> [Exercise brief] Print every line of the records below word for word, in their original order.

> [Data supplied]
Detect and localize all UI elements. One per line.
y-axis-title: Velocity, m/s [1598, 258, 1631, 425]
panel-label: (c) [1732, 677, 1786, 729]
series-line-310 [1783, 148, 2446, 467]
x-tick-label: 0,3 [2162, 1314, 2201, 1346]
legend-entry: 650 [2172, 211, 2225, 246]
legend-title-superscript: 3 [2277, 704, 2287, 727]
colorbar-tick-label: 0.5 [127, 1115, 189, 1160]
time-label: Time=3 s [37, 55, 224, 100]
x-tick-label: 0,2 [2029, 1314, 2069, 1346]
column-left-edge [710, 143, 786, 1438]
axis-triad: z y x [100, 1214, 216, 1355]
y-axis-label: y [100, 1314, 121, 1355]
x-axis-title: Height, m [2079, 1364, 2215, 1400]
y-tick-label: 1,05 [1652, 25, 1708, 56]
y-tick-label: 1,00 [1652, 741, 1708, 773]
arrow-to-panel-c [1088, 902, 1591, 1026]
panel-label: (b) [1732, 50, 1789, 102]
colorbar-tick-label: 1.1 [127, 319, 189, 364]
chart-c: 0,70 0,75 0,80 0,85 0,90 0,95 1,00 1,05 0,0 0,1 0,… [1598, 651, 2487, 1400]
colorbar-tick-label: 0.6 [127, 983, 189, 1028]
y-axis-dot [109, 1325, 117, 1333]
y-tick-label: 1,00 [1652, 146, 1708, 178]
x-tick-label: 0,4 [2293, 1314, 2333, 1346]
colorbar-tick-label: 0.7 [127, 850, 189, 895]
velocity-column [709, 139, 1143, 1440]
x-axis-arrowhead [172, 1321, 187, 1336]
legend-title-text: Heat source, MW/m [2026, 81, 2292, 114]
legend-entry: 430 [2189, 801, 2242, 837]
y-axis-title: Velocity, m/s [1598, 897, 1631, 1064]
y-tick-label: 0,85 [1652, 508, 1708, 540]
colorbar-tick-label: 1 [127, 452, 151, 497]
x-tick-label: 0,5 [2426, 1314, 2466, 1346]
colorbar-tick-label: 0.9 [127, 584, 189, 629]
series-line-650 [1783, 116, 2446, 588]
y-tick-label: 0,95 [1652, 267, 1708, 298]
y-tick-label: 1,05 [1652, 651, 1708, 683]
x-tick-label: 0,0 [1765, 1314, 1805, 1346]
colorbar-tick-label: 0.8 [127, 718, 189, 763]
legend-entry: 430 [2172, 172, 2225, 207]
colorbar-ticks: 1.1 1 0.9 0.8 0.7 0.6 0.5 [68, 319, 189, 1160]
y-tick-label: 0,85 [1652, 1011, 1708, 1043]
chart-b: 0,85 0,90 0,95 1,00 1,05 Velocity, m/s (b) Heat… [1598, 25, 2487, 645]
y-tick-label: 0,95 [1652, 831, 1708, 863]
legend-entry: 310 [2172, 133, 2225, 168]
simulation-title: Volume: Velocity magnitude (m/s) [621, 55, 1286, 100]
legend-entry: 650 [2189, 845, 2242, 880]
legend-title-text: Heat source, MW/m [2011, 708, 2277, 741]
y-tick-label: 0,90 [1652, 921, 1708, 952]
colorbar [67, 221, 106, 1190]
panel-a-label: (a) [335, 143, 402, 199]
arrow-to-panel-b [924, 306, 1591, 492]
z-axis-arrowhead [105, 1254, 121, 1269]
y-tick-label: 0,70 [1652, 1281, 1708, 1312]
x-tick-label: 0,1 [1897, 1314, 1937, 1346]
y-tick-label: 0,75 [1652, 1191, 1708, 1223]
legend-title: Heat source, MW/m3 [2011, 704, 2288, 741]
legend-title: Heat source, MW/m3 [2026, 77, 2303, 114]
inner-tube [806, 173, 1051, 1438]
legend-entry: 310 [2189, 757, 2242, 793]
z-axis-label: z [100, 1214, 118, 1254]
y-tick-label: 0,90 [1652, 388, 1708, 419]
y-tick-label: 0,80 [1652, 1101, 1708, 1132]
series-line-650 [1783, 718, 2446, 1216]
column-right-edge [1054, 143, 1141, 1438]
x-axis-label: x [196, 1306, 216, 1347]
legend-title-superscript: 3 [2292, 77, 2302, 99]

> [Answer]
Detect and localize all UI elements. One per line.
y-axis-title: Velocity, m/s [1598, 258, 1631, 425]
panel-label: (c) [1732, 677, 1786, 729]
series-line-310 [1783, 148, 2446, 467]
x-tick-label: 0,3 [2162, 1314, 2201, 1346]
legend-entry: 650 [2172, 211, 2225, 246]
legend-title-superscript: 3 [2277, 704, 2287, 727]
colorbar-tick-label: 0.5 [127, 1115, 189, 1160]
time-label: Time=3 s [37, 55, 224, 100]
x-tick-label: 0,2 [2029, 1314, 2069, 1346]
column-left-edge [710, 143, 786, 1438]
axis-triad: z y x [100, 1214, 216, 1355]
y-axis-label: y [100, 1314, 121, 1355]
x-axis-title: Height, m [2079, 1364, 2215, 1400]
y-tick-label: 1,05 [1652, 25, 1708, 56]
y-tick-label: 1,00 [1652, 741, 1708, 773]
arrow-to-panel-c [1088, 902, 1591, 1026]
panel-label: (b) [1732, 50, 1789, 102]
colorbar-tick-label: 1.1 [127, 319, 189, 364]
chart-c: 0,70 0,75 0,80 0,85 0,90 0,95 1,00 1,05 0,0 0,1 0,… [1598, 651, 2487, 1400]
colorbar-tick-label: 0.6 [127, 983, 189, 1028]
y-axis-dot [109, 1325, 117, 1333]
y-tick-label: 1,00 [1652, 146, 1708, 178]
x-tick-label: 0,4 [2293, 1314, 2333, 1346]
colorbar-tick-label: 0.7 [127, 850, 189, 895]
velocity-column [709, 139, 1143, 1440]
x-axis-arrowhead [172, 1321, 187, 1336]
legend-title-text: Heat source, MW/m [2026, 81, 2292, 114]
legend-entry: 430 [2189, 801, 2242, 837]
y-axis-title: Velocity, m/s [1598, 897, 1631, 1064]
y-tick-label: 0,85 [1652, 508, 1708, 540]
colorbar-tick-label: 1 [127, 452, 151, 497]
x-tick-label: 0,5 [2426, 1314, 2466, 1346]
colorbar-tick-label: 0.9 [127, 584, 189, 629]
series-line-650 [1783, 116, 2446, 588]
y-tick-label: 0,95 [1652, 267, 1708, 298]
y-tick-label: 1,05 [1652, 651, 1708, 683]
x-tick-label: 0,0 [1765, 1314, 1805, 1346]
colorbar-tick-label: 0.8 [127, 718, 189, 763]
legend-entry: 430 [2172, 172, 2225, 207]
colorbar-ticks: 1.1 1 0.9 0.8 0.7 0.6 0.5 [68, 319, 189, 1160]
y-tick-label: 0,85 [1652, 1011, 1708, 1043]
chart-b: 0,85 0,90 0,95 1,00 1,05 Velocity, m/s (b) Heat… [1598, 25, 2487, 645]
y-tick-label: 0,95 [1652, 831, 1708, 863]
legend-entry: 310 [2172, 133, 2225, 168]
simulation-title: Volume: Velocity magnitude (m/s) [621, 55, 1286, 100]
legend-entry: 650 [2189, 845, 2242, 880]
legend-title-text: Heat source, MW/m [2011, 708, 2277, 741]
y-tick-label: 0,90 [1652, 921, 1708, 952]
colorbar [67, 221, 106, 1190]
panel-a-label: (a) [335, 143, 402, 199]
arrow-to-panel-b [924, 306, 1591, 492]
z-axis-arrowhead [105, 1254, 121, 1269]
y-tick-label: 0,70 [1652, 1281, 1708, 1312]
x-tick-label: 0,1 [1897, 1314, 1937, 1346]
y-tick-label: 0,75 [1652, 1191, 1708, 1223]
legend-title: Heat source, MW/m3 [2011, 704, 2288, 741]
legend-title: Heat source, MW/m3 [2026, 77, 2303, 114]
inner-tube [806, 173, 1051, 1438]
legend-entry: 310 [2189, 757, 2242, 793]
z-axis-label: z [100, 1214, 118, 1254]
y-tick-label: 0,90 [1652, 388, 1708, 419]
y-tick-label: 0,80 [1652, 1101, 1708, 1132]
series-line-650 [1783, 718, 2446, 1216]
column-right-edge [1054, 143, 1141, 1438]
x-axis-label: x [196, 1306, 216, 1347]
legend-title-superscript: 3 [2292, 77, 2302, 99]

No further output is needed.